[YOUR OBJECTIVE]
Report back each line of the records that contains the string "JSON".

[DATA TO PROCESS]
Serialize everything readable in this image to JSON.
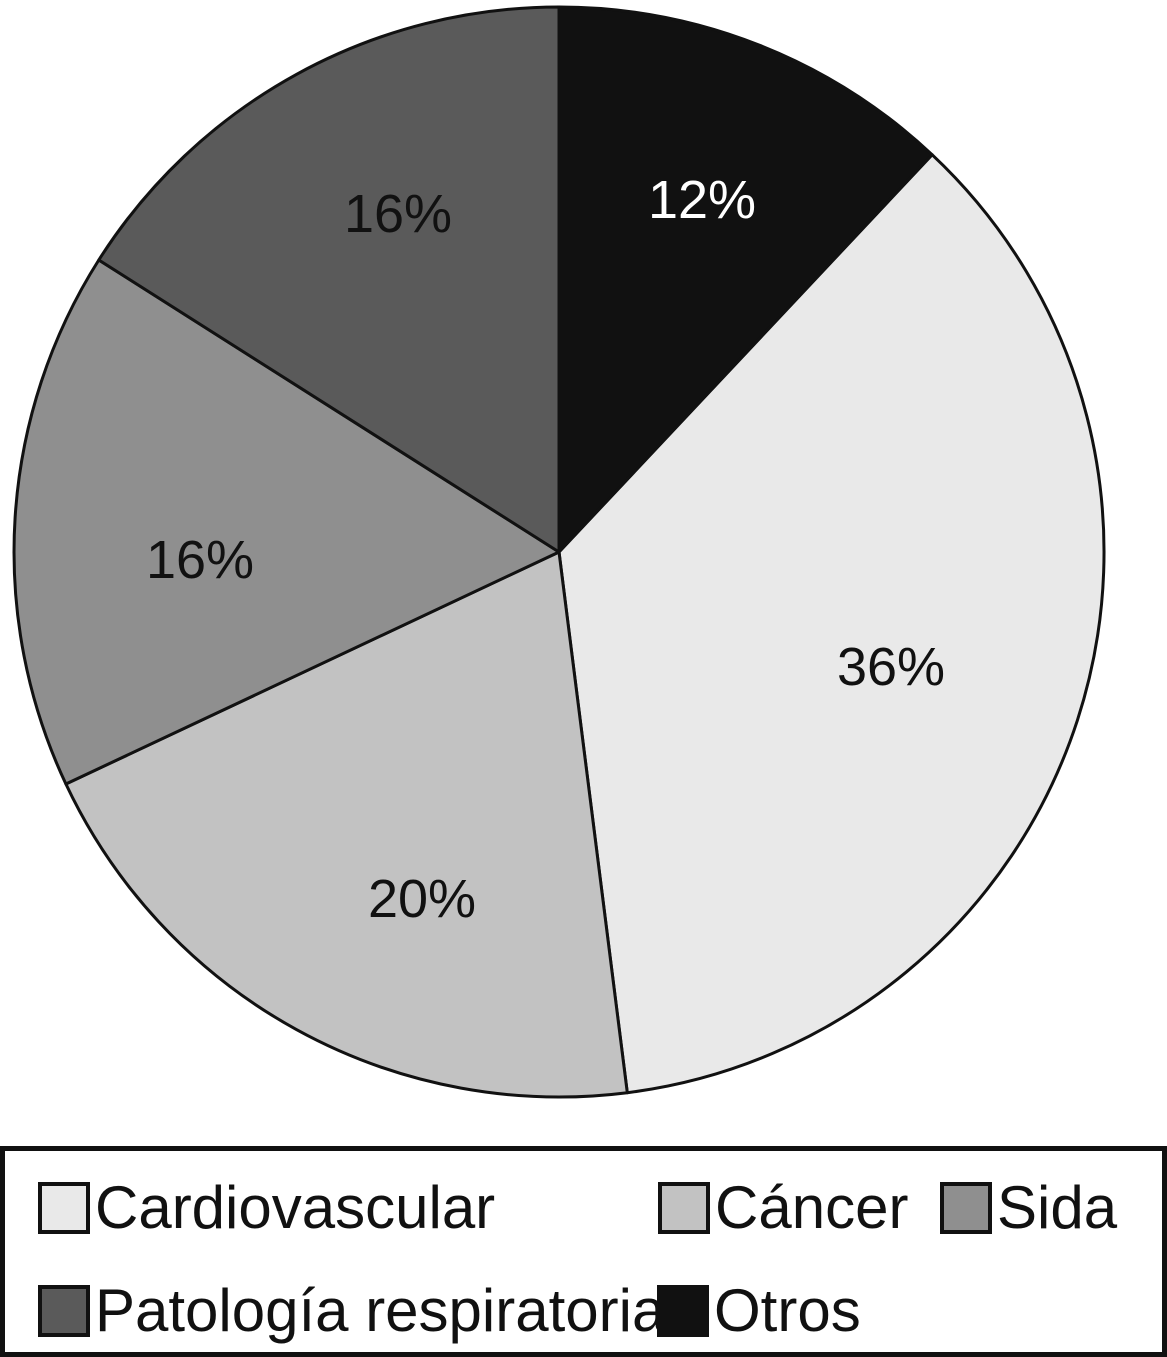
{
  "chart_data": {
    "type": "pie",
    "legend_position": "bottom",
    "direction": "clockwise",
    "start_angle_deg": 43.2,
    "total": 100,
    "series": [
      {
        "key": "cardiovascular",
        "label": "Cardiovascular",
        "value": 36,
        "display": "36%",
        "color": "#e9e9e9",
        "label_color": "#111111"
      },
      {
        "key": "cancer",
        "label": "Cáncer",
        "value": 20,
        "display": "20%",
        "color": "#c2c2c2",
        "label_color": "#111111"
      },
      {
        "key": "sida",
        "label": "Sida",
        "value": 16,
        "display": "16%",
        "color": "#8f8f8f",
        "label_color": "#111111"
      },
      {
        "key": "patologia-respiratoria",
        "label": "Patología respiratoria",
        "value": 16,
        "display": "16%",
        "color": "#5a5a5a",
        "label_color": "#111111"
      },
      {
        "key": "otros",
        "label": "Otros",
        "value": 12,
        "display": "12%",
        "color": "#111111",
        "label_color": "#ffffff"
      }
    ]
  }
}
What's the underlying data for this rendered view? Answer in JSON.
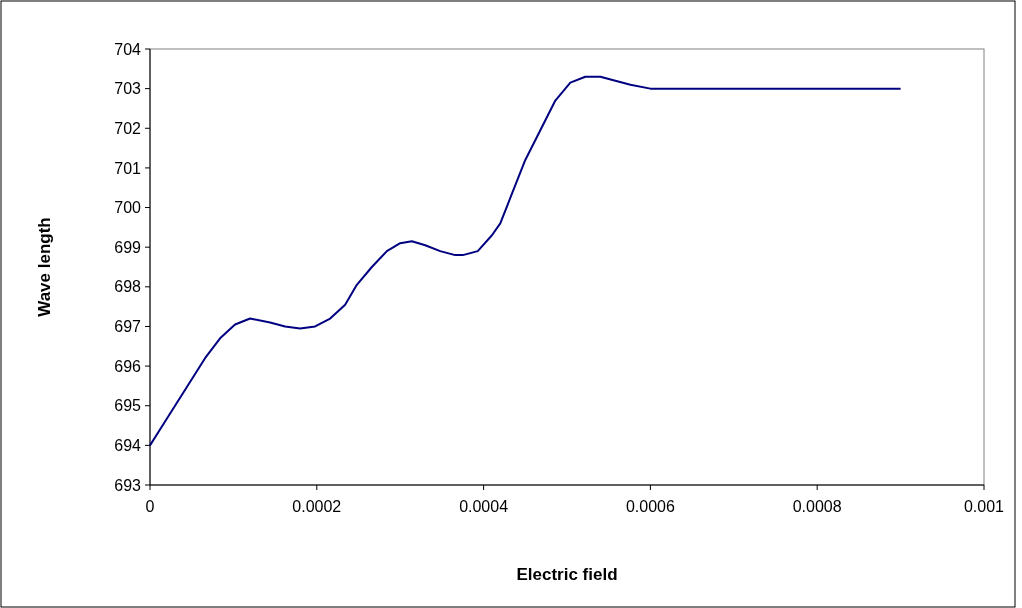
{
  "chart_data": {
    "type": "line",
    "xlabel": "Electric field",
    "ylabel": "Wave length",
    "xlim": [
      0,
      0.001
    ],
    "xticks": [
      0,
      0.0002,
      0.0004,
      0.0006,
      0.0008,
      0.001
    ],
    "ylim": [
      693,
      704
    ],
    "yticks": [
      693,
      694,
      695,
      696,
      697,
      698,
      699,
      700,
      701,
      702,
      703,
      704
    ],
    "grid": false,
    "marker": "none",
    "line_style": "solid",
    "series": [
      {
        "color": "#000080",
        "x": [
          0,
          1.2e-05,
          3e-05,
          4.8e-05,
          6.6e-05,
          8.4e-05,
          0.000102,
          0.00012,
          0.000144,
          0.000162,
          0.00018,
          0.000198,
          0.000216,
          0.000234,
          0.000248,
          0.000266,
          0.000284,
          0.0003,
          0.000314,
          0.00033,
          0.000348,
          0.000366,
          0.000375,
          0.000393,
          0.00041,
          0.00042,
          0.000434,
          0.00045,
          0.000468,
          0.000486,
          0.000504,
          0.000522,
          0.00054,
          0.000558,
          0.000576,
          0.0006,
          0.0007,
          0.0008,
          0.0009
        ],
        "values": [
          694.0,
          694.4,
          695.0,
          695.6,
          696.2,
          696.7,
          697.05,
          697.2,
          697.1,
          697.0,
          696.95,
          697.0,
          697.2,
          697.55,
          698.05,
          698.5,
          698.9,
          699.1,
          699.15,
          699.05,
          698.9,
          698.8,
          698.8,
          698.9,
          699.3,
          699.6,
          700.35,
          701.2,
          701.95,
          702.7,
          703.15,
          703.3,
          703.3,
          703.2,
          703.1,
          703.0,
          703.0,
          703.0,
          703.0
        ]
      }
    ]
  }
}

[SOLUTION TO THE EXERCISE]
Serialize everything readable in this image to JSON.
What's the underlying data for this rendered view? Answer in JSON.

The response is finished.